Wherever the string "Homeowners" appears in the listing, copy that line.

** start **

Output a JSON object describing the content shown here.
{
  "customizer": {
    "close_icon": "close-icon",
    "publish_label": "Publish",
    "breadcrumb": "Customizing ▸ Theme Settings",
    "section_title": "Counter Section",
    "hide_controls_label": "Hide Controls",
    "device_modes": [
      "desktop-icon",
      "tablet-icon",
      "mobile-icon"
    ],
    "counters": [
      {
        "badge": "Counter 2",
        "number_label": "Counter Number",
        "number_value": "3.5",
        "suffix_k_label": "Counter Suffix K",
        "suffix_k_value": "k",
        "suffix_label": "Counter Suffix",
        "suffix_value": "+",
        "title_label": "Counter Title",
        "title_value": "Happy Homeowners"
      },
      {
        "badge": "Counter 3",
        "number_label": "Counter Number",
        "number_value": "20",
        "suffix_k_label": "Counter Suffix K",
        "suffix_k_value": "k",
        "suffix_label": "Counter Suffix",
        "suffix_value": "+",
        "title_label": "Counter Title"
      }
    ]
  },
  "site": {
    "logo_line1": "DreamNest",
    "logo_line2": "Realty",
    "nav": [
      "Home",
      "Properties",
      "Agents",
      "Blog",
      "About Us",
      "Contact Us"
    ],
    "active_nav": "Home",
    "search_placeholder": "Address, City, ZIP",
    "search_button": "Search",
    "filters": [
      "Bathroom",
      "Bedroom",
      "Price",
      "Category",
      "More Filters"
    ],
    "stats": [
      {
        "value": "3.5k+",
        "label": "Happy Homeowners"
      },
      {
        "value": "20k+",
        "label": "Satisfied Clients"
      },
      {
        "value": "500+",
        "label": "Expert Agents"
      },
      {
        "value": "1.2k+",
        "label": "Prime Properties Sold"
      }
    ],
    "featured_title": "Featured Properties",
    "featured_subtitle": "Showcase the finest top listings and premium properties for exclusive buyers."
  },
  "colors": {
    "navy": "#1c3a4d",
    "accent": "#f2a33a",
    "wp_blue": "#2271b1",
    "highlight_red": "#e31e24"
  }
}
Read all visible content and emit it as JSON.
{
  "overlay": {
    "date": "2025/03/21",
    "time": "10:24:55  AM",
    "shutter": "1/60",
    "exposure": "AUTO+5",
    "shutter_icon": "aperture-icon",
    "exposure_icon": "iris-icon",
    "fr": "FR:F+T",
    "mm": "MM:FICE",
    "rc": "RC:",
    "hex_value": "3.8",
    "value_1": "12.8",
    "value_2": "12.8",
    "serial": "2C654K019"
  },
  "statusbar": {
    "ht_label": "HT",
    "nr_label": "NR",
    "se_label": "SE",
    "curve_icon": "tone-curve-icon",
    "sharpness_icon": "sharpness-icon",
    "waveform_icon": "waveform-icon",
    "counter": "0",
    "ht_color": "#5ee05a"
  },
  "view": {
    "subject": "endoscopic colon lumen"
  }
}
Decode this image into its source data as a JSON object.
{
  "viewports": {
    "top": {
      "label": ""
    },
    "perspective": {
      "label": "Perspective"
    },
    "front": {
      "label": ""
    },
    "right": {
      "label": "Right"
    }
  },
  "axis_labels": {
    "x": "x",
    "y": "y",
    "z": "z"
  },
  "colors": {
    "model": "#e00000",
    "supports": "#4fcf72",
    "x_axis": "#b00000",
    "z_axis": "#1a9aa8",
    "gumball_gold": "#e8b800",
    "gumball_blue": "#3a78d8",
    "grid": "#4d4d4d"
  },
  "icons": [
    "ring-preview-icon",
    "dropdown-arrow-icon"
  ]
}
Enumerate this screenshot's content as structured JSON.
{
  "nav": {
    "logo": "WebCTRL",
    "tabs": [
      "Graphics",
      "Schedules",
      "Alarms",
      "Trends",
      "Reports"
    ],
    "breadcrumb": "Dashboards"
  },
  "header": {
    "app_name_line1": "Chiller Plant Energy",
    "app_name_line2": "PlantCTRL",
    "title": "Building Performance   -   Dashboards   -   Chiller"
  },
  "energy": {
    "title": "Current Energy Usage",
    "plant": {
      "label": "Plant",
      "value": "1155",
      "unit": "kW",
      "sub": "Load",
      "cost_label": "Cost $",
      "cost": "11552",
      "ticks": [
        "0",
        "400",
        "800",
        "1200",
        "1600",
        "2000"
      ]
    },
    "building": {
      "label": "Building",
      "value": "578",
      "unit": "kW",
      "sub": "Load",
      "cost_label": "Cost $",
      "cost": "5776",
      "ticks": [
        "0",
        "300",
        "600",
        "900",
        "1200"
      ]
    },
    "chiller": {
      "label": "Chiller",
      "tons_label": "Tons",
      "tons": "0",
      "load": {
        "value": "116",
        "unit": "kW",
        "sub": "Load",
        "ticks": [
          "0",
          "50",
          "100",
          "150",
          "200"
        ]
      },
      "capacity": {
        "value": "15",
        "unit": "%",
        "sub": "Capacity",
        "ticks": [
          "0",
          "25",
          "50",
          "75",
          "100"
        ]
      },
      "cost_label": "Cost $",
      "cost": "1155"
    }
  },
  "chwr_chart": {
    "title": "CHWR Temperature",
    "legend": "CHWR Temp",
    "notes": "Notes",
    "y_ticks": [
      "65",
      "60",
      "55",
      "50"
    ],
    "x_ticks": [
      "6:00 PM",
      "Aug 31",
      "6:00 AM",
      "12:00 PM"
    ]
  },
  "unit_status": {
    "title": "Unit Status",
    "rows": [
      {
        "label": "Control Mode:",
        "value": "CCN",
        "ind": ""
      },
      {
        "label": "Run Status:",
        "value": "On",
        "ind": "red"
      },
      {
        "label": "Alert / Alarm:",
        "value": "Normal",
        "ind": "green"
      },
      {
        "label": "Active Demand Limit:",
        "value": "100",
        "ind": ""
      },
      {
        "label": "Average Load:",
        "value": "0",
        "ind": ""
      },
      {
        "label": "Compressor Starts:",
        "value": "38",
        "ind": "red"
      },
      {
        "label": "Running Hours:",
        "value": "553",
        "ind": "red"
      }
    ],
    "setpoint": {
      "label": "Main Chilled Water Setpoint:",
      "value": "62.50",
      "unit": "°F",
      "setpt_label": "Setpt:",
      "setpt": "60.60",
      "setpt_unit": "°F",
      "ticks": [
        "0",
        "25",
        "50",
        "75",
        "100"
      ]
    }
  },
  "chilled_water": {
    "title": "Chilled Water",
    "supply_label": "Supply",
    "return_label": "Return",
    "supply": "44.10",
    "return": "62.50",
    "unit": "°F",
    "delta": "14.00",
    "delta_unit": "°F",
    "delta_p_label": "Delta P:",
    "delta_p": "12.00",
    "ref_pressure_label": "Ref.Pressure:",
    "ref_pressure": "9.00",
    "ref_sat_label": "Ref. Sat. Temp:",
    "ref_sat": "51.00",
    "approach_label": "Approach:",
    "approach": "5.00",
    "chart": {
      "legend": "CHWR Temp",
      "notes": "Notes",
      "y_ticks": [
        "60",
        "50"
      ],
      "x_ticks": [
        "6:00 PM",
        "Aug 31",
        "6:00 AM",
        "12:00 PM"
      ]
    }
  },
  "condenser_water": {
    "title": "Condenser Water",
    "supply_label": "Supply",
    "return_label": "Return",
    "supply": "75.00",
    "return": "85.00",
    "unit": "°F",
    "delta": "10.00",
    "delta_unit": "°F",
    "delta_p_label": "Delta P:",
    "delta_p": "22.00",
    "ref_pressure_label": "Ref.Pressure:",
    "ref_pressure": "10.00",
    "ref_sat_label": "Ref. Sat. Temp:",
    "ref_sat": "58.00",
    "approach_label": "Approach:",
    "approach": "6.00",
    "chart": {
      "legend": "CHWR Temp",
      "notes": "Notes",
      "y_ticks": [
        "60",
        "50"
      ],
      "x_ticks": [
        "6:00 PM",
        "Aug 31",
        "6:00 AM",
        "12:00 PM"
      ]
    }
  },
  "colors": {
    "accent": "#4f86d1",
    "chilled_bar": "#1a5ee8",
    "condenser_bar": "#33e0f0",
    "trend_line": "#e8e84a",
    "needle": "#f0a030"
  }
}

** end **

**Expected output:**
        "title_value": "Happy Homeowners"
        "label": "Happy Homeowners"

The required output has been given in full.